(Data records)
[Start]
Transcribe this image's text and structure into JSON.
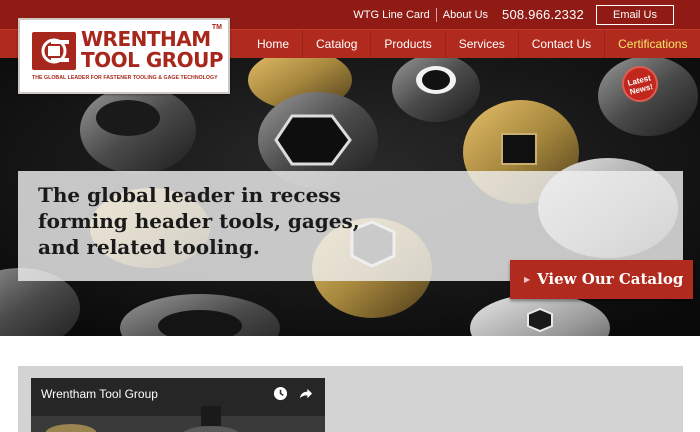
{
  "utility_nav": {
    "line_card": "WTG Line Card",
    "about": "About Us",
    "phone": "508.966.2332",
    "email_button": "Email Us"
  },
  "main_nav": {
    "items": [
      "Home",
      "Catalog",
      "Products",
      "Services",
      "Contact Us",
      "Certifications"
    ]
  },
  "logo": {
    "line1": "WRENTHAM",
    "line2": "TOOL GROUP",
    "tm": "TM",
    "tagline": "THE GLOBAL LEADER FOR FASTENER TOOLING & GAGE TECHNOLOGY"
  },
  "hero": {
    "headline": "The global leader in recess forming header tools, gages, and related tooling.",
    "catalog_button": "View Our Catalog",
    "news_badge_line1": "Latest",
    "news_badge_line2": "News!"
  },
  "video": {
    "title": "Wrentham Tool Group"
  },
  "colors": {
    "top_bar": "#8f1b14",
    "nav_bar": "#b12a1e",
    "nav_highlight": "#f7e86b",
    "brand_red": "#a8271c",
    "panel_gray": "#d3d3d3"
  }
}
[End]
What you should do
Return all of the data exactly as written, and drop the pictures.

Exercise response
Transcribe this image's text and structure into JSON.
{
  "utility_nav": {
    "line_card": "WTG Line Card",
    "about": "About Us",
    "phone": "508.966.2332",
    "email_button": "Email Us"
  },
  "main_nav": {
    "items": [
      "Home",
      "Catalog",
      "Products",
      "Services",
      "Contact Us",
      "Certifications"
    ]
  },
  "logo": {
    "line1": "WRENTHAM",
    "line2": "TOOL GROUP",
    "tm": "TM",
    "tagline": "THE GLOBAL LEADER FOR FASTENER TOOLING & GAGE TECHNOLOGY"
  },
  "hero": {
    "headline": "The global leader in recess forming header tools, gages, and related tooling.",
    "catalog_button": "View Our Catalog",
    "news_badge_line1": "Latest",
    "news_badge_line2": "News!"
  },
  "video": {
    "title": "Wrentham Tool Group"
  },
  "colors": {
    "top_bar": "#8f1b14",
    "nav_bar": "#b12a1e",
    "nav_highlight": "#f7e86b",
    "brand_red": "#a8271c",
    "panel_gray": "#d3d3d3"
  }
}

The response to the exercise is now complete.